# Your task
In the lines below, swap every "x-tick-label" for "x-axis-label" and leave everything else as it is.

# Given information

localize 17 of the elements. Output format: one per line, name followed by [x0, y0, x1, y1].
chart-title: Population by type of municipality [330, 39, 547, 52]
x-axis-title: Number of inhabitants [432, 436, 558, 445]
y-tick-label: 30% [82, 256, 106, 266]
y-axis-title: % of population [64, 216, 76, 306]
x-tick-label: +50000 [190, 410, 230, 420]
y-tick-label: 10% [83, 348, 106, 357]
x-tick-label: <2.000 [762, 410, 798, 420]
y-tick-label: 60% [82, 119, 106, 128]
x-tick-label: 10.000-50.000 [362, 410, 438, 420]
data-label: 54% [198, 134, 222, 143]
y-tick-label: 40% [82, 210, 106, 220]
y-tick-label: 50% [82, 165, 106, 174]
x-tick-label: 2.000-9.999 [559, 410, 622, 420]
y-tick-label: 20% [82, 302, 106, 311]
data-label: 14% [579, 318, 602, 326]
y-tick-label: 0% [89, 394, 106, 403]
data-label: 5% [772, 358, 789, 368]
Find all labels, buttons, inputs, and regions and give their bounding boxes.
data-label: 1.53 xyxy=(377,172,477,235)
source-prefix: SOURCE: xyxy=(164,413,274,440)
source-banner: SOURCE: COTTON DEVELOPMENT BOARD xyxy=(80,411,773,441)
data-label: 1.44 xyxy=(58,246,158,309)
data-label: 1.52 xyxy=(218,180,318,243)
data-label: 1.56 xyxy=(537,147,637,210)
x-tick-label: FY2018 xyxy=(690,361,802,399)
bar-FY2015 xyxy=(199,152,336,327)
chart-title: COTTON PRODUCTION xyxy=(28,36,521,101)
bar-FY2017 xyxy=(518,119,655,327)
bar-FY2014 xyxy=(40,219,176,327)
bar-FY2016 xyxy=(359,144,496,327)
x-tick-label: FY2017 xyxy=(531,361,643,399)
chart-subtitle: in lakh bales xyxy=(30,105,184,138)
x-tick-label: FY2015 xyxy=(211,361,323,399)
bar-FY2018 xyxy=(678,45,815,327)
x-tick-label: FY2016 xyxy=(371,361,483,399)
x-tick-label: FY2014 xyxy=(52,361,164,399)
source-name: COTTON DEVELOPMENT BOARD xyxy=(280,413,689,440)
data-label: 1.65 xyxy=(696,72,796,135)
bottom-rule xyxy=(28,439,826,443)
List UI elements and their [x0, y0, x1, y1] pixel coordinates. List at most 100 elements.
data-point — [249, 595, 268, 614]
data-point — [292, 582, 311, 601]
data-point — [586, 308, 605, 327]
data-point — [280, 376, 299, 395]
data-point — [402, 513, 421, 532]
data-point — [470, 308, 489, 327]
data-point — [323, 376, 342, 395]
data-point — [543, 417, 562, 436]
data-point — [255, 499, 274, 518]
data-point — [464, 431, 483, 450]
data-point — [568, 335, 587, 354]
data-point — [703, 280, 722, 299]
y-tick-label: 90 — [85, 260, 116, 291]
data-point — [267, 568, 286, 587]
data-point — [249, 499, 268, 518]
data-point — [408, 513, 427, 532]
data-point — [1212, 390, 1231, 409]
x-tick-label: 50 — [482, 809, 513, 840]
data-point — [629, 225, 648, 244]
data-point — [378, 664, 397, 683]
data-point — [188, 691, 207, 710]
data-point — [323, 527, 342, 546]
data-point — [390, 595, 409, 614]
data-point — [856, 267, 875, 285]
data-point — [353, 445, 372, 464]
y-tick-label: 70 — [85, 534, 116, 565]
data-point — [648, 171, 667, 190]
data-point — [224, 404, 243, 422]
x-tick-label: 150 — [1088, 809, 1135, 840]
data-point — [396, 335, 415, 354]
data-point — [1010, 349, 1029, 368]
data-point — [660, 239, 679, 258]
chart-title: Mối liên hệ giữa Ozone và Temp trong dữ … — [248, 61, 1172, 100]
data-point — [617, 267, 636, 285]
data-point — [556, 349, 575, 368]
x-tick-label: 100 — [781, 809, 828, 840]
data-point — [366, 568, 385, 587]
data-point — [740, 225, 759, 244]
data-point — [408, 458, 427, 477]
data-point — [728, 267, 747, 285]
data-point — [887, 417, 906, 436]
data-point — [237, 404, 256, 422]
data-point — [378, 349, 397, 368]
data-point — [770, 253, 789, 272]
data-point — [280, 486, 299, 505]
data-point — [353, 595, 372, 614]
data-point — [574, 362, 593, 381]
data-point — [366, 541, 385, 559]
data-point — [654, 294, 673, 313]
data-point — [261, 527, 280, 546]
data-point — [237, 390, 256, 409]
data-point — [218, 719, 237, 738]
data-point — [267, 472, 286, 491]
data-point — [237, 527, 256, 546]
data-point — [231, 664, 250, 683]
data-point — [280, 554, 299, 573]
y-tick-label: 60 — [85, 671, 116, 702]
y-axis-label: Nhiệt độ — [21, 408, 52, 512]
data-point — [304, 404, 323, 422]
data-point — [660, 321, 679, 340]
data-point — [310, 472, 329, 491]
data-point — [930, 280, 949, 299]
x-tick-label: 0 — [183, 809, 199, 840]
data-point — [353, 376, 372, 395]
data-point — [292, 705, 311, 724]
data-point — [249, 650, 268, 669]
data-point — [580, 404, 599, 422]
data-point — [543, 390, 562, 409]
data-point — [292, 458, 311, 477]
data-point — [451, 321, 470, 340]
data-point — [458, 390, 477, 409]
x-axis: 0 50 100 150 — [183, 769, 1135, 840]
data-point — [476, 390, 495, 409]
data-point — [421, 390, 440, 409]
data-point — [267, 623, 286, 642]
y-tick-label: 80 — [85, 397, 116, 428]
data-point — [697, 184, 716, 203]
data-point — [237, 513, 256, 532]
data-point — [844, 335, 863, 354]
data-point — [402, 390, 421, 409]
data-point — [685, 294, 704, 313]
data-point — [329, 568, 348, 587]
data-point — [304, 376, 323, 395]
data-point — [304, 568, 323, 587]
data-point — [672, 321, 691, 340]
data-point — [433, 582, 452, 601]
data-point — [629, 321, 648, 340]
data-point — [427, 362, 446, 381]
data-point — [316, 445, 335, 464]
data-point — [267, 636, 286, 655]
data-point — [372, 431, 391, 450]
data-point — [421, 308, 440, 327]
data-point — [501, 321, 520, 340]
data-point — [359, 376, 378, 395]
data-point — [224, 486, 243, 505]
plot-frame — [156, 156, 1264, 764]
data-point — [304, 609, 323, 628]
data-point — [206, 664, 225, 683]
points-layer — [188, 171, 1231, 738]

# Solution for this exercise
localize 17 of the elements. Output format: one per line, name followed by [x0, y0, x1, y1].
chart-title: Population by type of municipality [330, 39, 547, 52]
x-axis-title: Number of inhabitants [432, 436, 558, 445]
y-tick-label: 30% [82, 256, 106, 266]
y-axis-title: % of population [64, 216, 76, 306]
x-axis-label: +50000 [190, 410, 230, 420]
y-tick-label: 10% [83, 348, 106, 357]
x-axis-label: <2.000 [762, 410, 798, 420]
y-tick-label: 60% [82, 119, 106, 128]
x-axis-label: 10.000-50.000 [362, 410, 438, 420]
data-label: 54% [198, 134, 222, 143]
y-tick-label: 40% [82, 210, 106, 220]
y-tick-label: 50% [82, 165, 106, 174]
x-axis-label: 2.000-9.999 [559, 410, 622, 420]
y-tick-label: 20% [82, 302, 106, 311]
data-label: 14% [579, 318, 602, 326]
y-tick-label: 0% [89, 394, 106, 403]
data-label: 5% [772, 358, 789, 368]
Find all labels, buttons, inputs, and regions and give their bounding boxes.
data-label: 1.53 xyxy=(377,172,477,235)
source-prefix: SOURCE: xyxy=(164,413,274,440)
source-banner: SOURCE: COTTON DEVELOPMENT BOARD xyxy=(80,411,773,441)
data-label: 1.44 xyxy=(58,246,158,309)
data-label: 1.52 xyxy=(218,180,318,243)
data-label: 1.56 xyxy=(537,147,637,210)
x-axis-label: FY2018 xyxy=(690,361,802,399)
bar-FY2015 xyxy=(199,152,336,327)
chart-title: COTTON PRODUCTION xyxy=(28,36,521,101)
bar-FY2017 xyxy=(518,119,655,327)
bar-FY2014 xyxy=(40,219,176,327)
bar-FY2016 xyxy=(359,144,496,327)
x-axis-label: FY2017 xyxy=(531,361,643,399)
chart-subtitle: in lakh bales xyxy=(30,105,184,138)
x-axis-label: FY2015 xyxy=(211,361,323,399)
bar-FY2018 xyxy=(678,45,815,327)
x-axis-label: FY2016 xyxy=(371,361,483,399)
x-axis-label: FY2014 xyxy=(52,361,164,399)
source-name: COTTON DEVELOPMENT BOARD xyxy=(280,413,689,440)
data-label: 1.65 xyxy=(696,72,796,135)
bottom-rule xyxy=(28,439,826,443)
List UI elements and their [x0, y0, x1, y1] pixel coordinates. List at most 100 elements.
data-point — [249, 595, 268, 614]
data-point — [292, 582, 311, 601]
data-point — [586, 308, 605, 327]
data-point — [280, 376, 299, 395]
data-point — [402, 513, 421, 532]
data-point — [470, 308, 489, 327]
data-point — [323, 376, 342, 395]
data-point — [543, 417, 562, 436]
data-point — [255, 499, 274, 518]
data-point — [464, 431, 483, 450]
data-point — [568, 335, 587, 354]
data-point — [703, 280, 722, 299]
y-tick-label: 90 — [85, 260, 116, 291]
data-point — [267, 568, 286, 587]
data-point — [249, 499, 268, 518]
data-point — [408, 513, 427, 532]
data-point — [1212, 390, 1231, 409]
x-axis-label: 50 — [482, 809, 513, 840]
data-point — [629, 225, 648, 244]
data-point — [378, 664, 397, 683]
data-point — [188, 691, 207, 710]
data-point — [323, 527, 342, 546]
data-point — [390, 595, 409, 614]
data-point — [856, 267, 875, 285]
data-point — [353, 445, 372, 464]
y-tick-label: 70 — [85, 534, 116, 565]
data-point — [648, 171, 667, 190]
data-point — [224, 404, 243, 422]
x-axis-label: 150 — [1088, 809, 1135, 840]
data-point — [396, 335, 415, 354]
data-point — [1010, 349, 1029, 368]
data-point — [660, 239, 679, 258]
chart-title: Mối liên hệ giữa Ozone và Temp trong dữ … — [248, 61, 1172, 100]
data-point — [617, 267, 636, 285]
data-point — [556, 349, 575, 368]
x-axis-label: 100 — [781, 809, 828, 840]
data-point — [366, 568, 385, 587]
data-point — [740, 225, 759, 244]
data-point — [408, 458, 427, 477]
data-point — [728, 267, 747, 285]
data-point — [887, 417, 906, 436]
data-point — [237, 404, 256, 422]
data-point — [378, 349, 397, 368]
data-point — [770, 253, 789, 272]
data-point — [280, 486, 299, 505]
data-point — [353, 595, 372, 614]
data-point — [574, 362, 593, 381]
data-point — [366, 541, 385, 559]
data-point — [654, 294, 673, 313]
data-point — [261, 527, 280, 546]
data-point — [237, 390, 256, 409]
data-point — [218, 719, 237, 738]
data-point — [267, 472, 286, 491]
data-point — [237, 527, 256, 546]
data-point — [231, 664, 250, 683]
data-point — [280, 554, 299, 573]
y-tick-label: 60 — [85, 671, 116, 702]
y-axis-label: Nhiệt độ — [21, 408, 52, 512]
data-point — [304, 404, 323, 422]
data-point — [660, 321, 679, 340]
data-point — [310, 472, 329, 491]
data-point — [930, 280, 949, 299]
x-axis-label: 0 — [183, 809, 199, 840]
data-point — [353, 376, 372, 395]
data-point — [292, 705, 311, 724]
data-point — [249, 650, 268, 669]
data-point — [580, 404, 599, 422]
data-point — [543, 390, 562, 409]
data-point — [292, 458, 311, 477]
data-point — [451, 321, 470, 340]
data-point — [458, 390, 477, 409]
x-axis: 0 50 100 150 — [183, 769, 1135, 840]
data-point — [476, 390, 495, 409]
data-point — [421, 390, 440, 409]
data-point — [267, 623, 286, 642]
y-tick-label: 80 — [85, 397, 116, 428]
data-point — [697, 184, 716, 203]
data-point — [237, 513, 256, 532]
data-point — [844, 335, 863, 354]
data-point — [402, 390, 421, 409]
data-point — [685, 294, 704, 313]
data-point — [329, 568, 348, 587]
data-point — [304, 376, 323, 395]
data-point — [304, 568, 323, 587]
data-point — [672, 321, 691, 340]
data-point — [433, 582, 452, 601]
data-point — [629, 321, 648, 340]
data-point — [427, 362, 446, 381]
data-point — [316, 445, 335, 464]
data-point — [267, 636, 286, 655]
data-point — [372, 431, 391, 450]
data-point — [421, 308, 440, 327]
data-point — [501, 321, 520, 340]
data-point — [359, 376, 378, 395]
data-point — [224, 486, 243, 505]
plot-frame — [156, 156, 1264, 764]
data-point — [304, 609, 323, 628]
data-point — [206, 664, 225, 683]
points-layer — [188, 171, 1231, 738]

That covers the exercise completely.